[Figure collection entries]
= = =

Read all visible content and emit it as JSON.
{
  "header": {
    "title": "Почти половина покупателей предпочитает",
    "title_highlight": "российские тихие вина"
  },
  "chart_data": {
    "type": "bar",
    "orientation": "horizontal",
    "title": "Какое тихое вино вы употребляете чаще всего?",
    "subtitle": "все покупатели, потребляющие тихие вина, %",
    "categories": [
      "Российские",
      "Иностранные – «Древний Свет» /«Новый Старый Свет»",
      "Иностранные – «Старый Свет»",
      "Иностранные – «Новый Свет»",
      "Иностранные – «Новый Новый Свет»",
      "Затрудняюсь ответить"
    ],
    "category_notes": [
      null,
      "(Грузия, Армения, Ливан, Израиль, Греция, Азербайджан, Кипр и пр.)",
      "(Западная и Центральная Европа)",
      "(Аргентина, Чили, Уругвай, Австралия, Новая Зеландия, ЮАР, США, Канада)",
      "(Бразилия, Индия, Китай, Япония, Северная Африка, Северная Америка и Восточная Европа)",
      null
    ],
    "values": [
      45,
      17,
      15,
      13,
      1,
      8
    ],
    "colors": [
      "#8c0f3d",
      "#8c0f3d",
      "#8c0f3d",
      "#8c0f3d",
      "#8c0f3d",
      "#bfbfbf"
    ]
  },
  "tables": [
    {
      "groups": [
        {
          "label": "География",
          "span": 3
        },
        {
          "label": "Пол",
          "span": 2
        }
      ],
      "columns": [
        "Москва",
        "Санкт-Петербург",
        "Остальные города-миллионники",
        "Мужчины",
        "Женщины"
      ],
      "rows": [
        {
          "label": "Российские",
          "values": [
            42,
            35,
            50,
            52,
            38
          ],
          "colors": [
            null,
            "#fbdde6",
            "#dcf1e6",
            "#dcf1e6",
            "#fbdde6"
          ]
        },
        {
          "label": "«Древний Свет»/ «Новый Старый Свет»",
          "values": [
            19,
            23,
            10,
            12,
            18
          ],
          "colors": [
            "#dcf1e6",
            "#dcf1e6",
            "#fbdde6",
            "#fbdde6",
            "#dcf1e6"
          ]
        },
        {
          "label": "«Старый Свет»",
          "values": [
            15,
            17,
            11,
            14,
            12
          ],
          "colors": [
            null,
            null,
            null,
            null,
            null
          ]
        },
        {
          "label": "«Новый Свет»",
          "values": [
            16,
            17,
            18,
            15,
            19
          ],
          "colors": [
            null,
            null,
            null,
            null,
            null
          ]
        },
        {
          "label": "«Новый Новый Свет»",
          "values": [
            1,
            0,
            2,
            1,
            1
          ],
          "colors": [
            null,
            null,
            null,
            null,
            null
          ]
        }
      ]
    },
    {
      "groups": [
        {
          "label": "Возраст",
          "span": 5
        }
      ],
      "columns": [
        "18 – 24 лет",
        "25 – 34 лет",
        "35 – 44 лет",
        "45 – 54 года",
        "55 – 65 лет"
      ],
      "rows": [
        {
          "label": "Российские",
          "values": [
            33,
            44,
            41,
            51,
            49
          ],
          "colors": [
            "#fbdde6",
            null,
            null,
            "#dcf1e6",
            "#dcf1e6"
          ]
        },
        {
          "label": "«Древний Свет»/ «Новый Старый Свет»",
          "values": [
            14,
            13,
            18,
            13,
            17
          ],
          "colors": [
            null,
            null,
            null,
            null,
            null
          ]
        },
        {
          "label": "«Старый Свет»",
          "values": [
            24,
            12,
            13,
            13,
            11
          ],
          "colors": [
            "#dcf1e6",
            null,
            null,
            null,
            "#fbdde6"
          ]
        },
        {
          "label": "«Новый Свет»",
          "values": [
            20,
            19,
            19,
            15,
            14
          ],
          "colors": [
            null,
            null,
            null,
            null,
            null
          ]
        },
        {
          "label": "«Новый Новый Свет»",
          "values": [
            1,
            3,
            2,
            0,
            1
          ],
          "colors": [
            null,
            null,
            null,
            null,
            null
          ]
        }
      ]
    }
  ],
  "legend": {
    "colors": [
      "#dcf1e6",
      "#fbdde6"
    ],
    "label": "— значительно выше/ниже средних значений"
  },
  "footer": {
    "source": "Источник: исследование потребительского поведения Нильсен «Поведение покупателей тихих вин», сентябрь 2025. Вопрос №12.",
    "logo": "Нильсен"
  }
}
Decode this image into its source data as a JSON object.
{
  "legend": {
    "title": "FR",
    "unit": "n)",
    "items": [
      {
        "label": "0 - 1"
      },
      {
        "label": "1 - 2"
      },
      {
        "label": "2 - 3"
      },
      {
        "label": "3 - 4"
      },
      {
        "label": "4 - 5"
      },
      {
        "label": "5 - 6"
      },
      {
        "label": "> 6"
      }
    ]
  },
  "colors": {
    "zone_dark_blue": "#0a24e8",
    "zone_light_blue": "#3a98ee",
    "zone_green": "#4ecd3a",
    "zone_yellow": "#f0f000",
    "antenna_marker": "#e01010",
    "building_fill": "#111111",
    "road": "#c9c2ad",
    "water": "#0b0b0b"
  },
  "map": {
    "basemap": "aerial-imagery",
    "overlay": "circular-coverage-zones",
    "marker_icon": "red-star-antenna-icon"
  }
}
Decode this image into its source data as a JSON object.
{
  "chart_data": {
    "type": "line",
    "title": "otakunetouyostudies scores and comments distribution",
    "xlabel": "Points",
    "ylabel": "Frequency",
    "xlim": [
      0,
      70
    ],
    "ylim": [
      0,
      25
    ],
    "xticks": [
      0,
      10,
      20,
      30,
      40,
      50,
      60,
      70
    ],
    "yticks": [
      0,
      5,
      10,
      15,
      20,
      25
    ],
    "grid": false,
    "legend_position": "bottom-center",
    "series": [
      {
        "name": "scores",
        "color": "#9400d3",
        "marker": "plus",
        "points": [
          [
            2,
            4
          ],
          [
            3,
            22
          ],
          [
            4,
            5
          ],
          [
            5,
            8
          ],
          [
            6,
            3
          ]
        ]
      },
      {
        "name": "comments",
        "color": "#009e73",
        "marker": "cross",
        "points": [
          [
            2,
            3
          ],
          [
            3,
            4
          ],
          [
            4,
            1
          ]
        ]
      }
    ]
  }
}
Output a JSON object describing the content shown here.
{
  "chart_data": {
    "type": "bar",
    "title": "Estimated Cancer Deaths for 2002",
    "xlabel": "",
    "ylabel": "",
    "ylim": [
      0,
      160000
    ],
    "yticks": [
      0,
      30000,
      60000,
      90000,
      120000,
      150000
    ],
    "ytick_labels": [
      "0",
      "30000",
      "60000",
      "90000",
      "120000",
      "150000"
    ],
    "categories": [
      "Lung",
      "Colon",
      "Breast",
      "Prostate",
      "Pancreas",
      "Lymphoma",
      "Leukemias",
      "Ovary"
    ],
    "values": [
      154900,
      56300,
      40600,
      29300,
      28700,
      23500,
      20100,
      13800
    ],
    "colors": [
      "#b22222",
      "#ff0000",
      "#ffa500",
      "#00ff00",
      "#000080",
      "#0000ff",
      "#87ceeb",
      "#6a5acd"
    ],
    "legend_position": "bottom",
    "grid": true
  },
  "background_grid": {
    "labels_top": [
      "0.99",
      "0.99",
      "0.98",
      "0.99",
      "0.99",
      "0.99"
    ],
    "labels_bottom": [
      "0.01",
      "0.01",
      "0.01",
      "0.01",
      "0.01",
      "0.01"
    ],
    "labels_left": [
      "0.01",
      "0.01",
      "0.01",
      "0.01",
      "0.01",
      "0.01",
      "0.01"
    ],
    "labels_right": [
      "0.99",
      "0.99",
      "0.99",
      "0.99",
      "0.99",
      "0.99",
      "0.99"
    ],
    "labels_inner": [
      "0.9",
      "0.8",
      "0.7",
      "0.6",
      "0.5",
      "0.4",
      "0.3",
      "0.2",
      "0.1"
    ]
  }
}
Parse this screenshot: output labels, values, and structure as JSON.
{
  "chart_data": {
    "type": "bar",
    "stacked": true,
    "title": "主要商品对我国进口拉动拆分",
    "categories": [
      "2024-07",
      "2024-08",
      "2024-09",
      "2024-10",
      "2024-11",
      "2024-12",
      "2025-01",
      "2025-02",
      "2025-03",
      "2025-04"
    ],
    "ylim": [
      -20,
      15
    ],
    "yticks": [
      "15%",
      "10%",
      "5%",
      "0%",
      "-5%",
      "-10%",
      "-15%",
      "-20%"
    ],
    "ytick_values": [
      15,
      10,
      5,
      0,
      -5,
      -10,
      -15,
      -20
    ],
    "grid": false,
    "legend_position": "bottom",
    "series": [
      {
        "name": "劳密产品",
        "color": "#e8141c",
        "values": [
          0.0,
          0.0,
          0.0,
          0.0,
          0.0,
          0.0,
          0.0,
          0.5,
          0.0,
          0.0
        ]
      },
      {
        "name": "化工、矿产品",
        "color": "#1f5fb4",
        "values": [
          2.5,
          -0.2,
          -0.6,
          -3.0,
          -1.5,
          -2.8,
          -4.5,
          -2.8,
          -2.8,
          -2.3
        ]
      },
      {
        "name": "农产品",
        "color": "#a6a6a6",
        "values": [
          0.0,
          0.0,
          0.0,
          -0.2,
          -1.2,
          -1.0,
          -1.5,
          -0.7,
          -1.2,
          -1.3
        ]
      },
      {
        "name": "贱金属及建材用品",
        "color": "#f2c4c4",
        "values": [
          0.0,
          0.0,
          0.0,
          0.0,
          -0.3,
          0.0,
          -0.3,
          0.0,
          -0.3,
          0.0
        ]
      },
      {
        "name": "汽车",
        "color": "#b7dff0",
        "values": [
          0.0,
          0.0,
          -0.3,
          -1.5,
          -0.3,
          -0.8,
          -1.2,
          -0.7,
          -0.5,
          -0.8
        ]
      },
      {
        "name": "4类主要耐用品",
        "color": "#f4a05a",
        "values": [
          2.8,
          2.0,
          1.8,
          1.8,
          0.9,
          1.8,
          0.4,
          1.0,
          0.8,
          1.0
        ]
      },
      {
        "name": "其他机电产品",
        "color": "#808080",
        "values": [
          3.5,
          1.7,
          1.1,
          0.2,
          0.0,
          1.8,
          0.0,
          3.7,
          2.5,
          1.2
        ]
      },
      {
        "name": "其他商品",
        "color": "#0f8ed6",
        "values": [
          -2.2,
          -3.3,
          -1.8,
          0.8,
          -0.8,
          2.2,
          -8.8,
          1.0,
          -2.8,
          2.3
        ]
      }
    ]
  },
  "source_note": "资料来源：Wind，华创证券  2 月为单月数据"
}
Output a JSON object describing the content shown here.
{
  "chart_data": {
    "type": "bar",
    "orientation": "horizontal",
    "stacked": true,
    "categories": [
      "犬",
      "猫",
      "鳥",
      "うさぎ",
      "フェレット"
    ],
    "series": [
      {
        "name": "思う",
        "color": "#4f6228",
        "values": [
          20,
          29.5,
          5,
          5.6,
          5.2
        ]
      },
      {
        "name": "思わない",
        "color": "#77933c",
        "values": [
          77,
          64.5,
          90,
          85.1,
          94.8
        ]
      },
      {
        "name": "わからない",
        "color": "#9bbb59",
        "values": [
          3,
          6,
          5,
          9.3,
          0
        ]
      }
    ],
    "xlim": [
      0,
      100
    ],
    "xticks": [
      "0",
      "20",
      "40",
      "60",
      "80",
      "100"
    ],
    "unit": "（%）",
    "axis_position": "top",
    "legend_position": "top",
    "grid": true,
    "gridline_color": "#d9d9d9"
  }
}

= = =

[Aim of the task] Say only how many lines in the records carry the word "scores".

[Expected answer] 2